What you will do: Copy out each line that has "this" in it.

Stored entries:

## START

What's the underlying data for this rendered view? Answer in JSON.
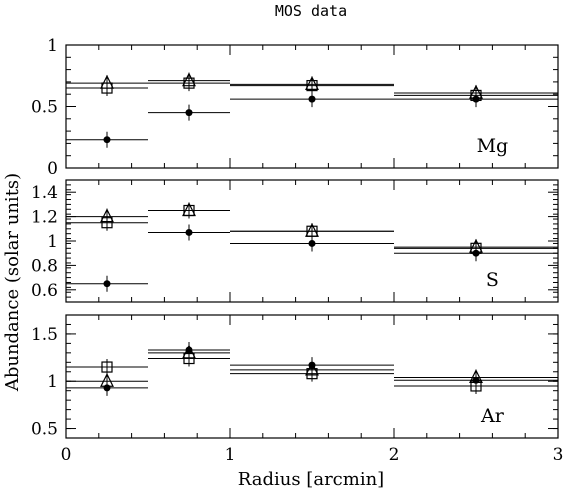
{
  "chart_data": {
    "type": "scatter",
    "title": "MOS data",
    "xlabel": "Radius [arcmin]",
    "ylabel": "Abundance (solar units)",
    "xlim": [
      0,
      3
    ],
    "x_ticks": [
      0,
      1,
      2,
      3
    ],
    "marker_legend": [
      "open triangle",
      "open square",
      "filled circle"
    ],
    "panels": [
      {
        "element": "Mg",
        "ylim": [
          0,
          1
        ],
        "y_ticks": [
          0,
          0.5,
          1
        ],
        "y_tick_labels": [
          "0",
          "0.5",
          "1"
        ],
        "bins": [
          {
            "x": 0.25,
            "x_min": 0.0,
            "x_max": 0.5,
            "triangle": 0.69,
            "square": 0.65,
            "circle": 0.23
          },
          {
            "x": 0.75,
            "x_min": 0.5,
            "x_max": 1.0,
            "triangle": 0.71,
            "square": 0.69,
            "circle": 0.45
          },
          {
            "x": 1.5,
            "x_min": 1.0,
            "x_max": 2.0,
            "triangle": 0.68,
            "square": 0.67,
            "circle": 0.56
          },
          {
            "x": 2.5,
            "x_min": 2.0,
            "x_max": 3.0,
            "triangle": 0.61,
            "square": 0.59,
            "circle": 0.56
          }
        ]
      },
      {
        "element": "S",
        "ylim": [
          0.5,
          1.5
        ],
        "y_ticks": [
          0.6,
          0.8,
          1.0,
          1.2,
          1.4
        ],
        "y_tick_labels": [
          "0.6",
          "0.8",
          "1",
          "1.2",
          "1.4"
        ],
        "bins": [
          {
            "x": 0.25,
            "x_min": 0.0,
            "x_max": 0.5,
            "triangle": 1.2,
            "square": 1.15,
            "circle": 0.65
          },
          {
            "x": 0.75,
            "x_min": 0.5,
            "x_max": 1.0,
            "triangle": 1.25,
            "square": 1.25,
            "circle": 1.07
          },
          {
            "x": 1.5,
            "x_min": 1.0,
            "x_max": 2.0,
            "triangle": 1.08,
            "square": 1.08,
            "circle": 0.98
          },
          {
            "x": 2.5,
            "x_min": 2.0,
            "x_max": 3.0,
            "triangle": 0.95,
            "square": 0.94,
            "circle": 0.9
          }
        ]
      },
      {
        "element": "Ar",
        "ylim": [
          0.4,
          1.7
        ],
        "y_ticks": [
          0.5,
          1.0,
          1.5
        ],
        "y_tick_labels": [
          "0.5",
          "1",
          "1.5"
        ],
        "bins": [
          {
            "x": 0.25,
            "x_min": 0.0,
            "x_max": 0.5,
            "triangle": 1.0,
            "square": 1.15,
            "circle": 0.93
          },
          {
            "x": 0.75,
            "x_min": 0.5,
            "x_max": 1.0,
            "triangle": 1.3,
            "square": 1.24,
            "circle": 1.33
          },
          {
            "x": 1.5,
            "x_min": 1.0,
            "x_max": 2.0,
            "triangle": 1.12,
            "square": 1.08,
            "circle": 1.17
          },
          {
            "x": 2.5,
            "x_min": 2.0,
            "x_max": 3.0,
            "triangle": 1.04,
            "square": 0.95,
            "circle": 1.01
          }
        ]
      }
    ]
  }
}
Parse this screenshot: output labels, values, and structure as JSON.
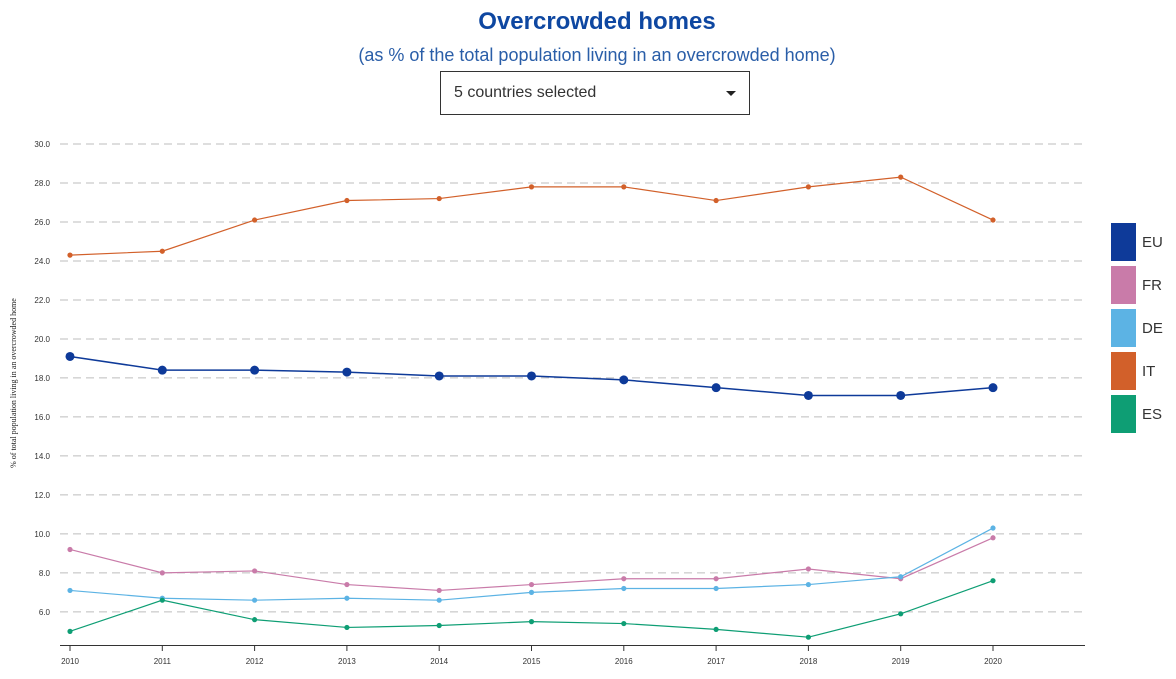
{
  "header": {
    "title": "Overcrowded homes",
    "subtitle": "(as % of the total population living in an overcrowded home)"
  },
  "selector": {
    "value": "5 countries selected"
  },
  "chart_data": {
    "type": "line",
    "title": "Overcrowded homes",
    "subtitle": "(as % of the total population living in an overcrowded home)",
    "ylabel": "% of total population living in an overcrowded home",
    "xlabel": "",
    "x": [
      "2010",
      "2011",
      "2012",
      "2013",
      "2014",
      "2015",
      "2016",
      "2017",
      "2018",
      "2019",
      "2020"
    ],
    "yticks": [
      "6.0",
      "8.0",
      "10.0",
      "12.0",
      "14.0",
      "16.0",
      "18.0",
      "20.0",
      "22.0",
      "24.0",
      "26.0",
      "28.0",
      "30.0"
    ],
    "ylim": [
      4.3,
      30
    ],
    "grid": true,
    "legend_position": "right",
    "series": [
      {
        "name": "EU",
        "color": "#0e3a99",
        "marker": "large",
        "values": [
          19.1,
          18.4,
          18.4,
          18.3,
          18.1,
          18.1,
          17.9,
          17.5,
          17.1,
          17.1,
          17.5
        ]
      },
      {
        "name": "FR",
        "color": "#c97ba9",
        "marker": "small",
        "values": [
          9.2,
          8.0,
          8.1,
          7.4,
          7.1,
          7.4,
          7.7,
          7.7,
          8.2,
          7.7,
          9.8
        ]
      },
      {
        "name": "DE",
        "color": "#5cb3e4",
        "marker": "small",
        "values": [
          7.1,
          6.7,
          6.6,
          6.7,
          6.6,
          7.0,
          7.2,
          7.2,
          7.4,
          7.8,
          10.3
        ]
      },
      {
        "name": "IT",
        "color": "#d2602a",
        "marker": "small",
        "values": [
          24.3,
          24.5,
          26.1,
          27.1,
          27.2,
          27.8,
          27.8,
          27.1,
          27.8,
          28.3,
          26.1
        ]
      },
      {
        "name": "ES",
        "color": "#0e9e74",
        "marker": "small",
        "values": [
          5.0,
          6.6,
          5.6,
          5.2,
          5.3,
          5.5,
          5.4,
          5.1,
          4.7,
          5.9,
          7.6
        ]
      }
    ]
  }
}
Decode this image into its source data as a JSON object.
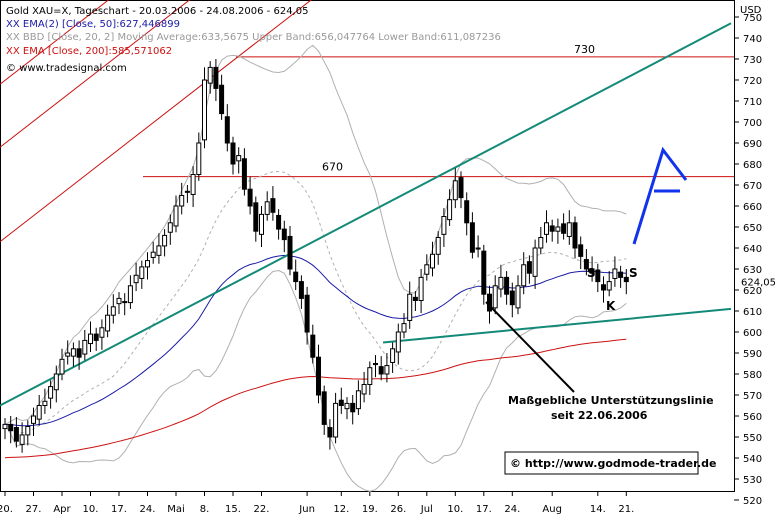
{
  "chart_data": {
    "type": "candlestick",
    "title": "Gold XAU=X, Tageschart - 20.03.2006 - 24.08.2006 - 624,05",
    "currency_label": "USD",
    "source": "www.tradesignal.com",
    "legend": [
      {
        "text": "XX EMA(2) [Close, 50]:627,446899",
        "color": "#1a1aa6"
      },
      {
        "text": "XX BBD [Close, 20, 2] Moving Average:633,5675 Upper Band:656,047764 Lower Band:611,087236",
        "color": "#9a9a9a"
      },
      {
        "text": "XX EMA [Close, 200]:585,571062",
        "color": "#cc1111"
      }
    ],
    "ylim": [
      519,
      752
    ],
    "y_ticks": [
      520,
      530,
      540,
      550,
      560,
      570,
      580,
      590,
      600,
      610,
      620,
      630,
      640,
      650,
      660,
      670,
      680,
      690,
      700,
      710,
      720,
      730,
      740,
      750
    ],
    "last_price_label": "624,05",
    "x_ticks": [
      {
        "label": "20.",
        "i": 0
      },
      {
        "label": "27.",
        "i": 5
      },
      {
        "label": "Apr",
        "i": 10
      },
      {
        "label": "10.",
        "i": 15
      },
      {
        "label": "17.",
        "i": 20
      },
      {
        "label": "24.",
        "i": 25
      },
      {
        "label": "Mai",
        "i": 30
      },
      {
        "label": "8.",
        "i": 35
      },
      {
        "label": "15.",
        "i": 40
      },
      {
        "label": "22.",
        "i": 45
      },
      {
        "label": "Jun",
        "i": 53
      },
      {
        "label": "12.",
        "i": 59
      },
      {
        "label": "19.",
        "i": 64
      },
      {
        "label": "26.",
        "i": 69
      },
      {
        "label": "Jul",
        "i": 74
      },
      {
        "label": "10.",
        "i": 79
      },
      {
        "label": "17.",
        "i": 84
      },
      {
        "label": "24.",
        "i": 89
      },
      {
        "label": "Aug",
        "i": 96
      },
      {
        "label": "14.",
        "i": 104
      },
      {
        "label": "21.",
        "i": 109
      }
    ],
    "close": [
      556,
      553,
      548,
      551,
      555,
      560,
      565,
      567,
      574,
      580,
      587,
      590,
      592,
      588,
      596,
      599,
      596,
      602,
      608,
      612,
      616,
      614,
      622,
      627,
      631,
      634,
      638,
      641,
      646,
      652,
      660,
      665,
      667,
      675,
      690,
      720,
      726,
      716,
      704,
      690,
      680,
      684,
      668,
      660,
      648,
      656,
      662,
      657,
      649,
      644,
      630,
      624,
      616,
      600,
      588,
      570,
      556,
      550,
      566,
      565,
      566,
      562,
      572,
      575,
      583,
      585,
      580,
      584,
      592,
      600,
      604,
      618,
      615,
      626,
      632,
      637,
      645,
      655,
      663,
      672,
      664,
      652,
      638,
      640,
      618,
      610,
      622,
      626,
      618,
      613,
      622,
      632,
      628,
      640,
      645,
      652,
      648,
      650,
      647,
      652,
      640,
      636,
      630,
      628,
      624,
      620,
      624,
      630,
      626,
      624
    ],
    "annotations": {
      "resistance_730": {
        "label": "730",
        "value": 731
      },
      "resistance_670": {
        "label": "670",
        "value": 674
      },
      "support_label": "Maßgebliche Unterstützungslinie",
      "support_date": "seit 22.06.2006",
      "shoulder_left": "S",
      "head": "K",
      "shoulder_right": "S"
    },
    "credit": "© http://www.godmode-trader.de"
  }
}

## END

Reply to the exercise:
What's the underlying data for this rendered view? Answer in JSON.
Parse this screenshot: output labels, values, and structure as JSON.
Decode this image into its source data as a JSON object.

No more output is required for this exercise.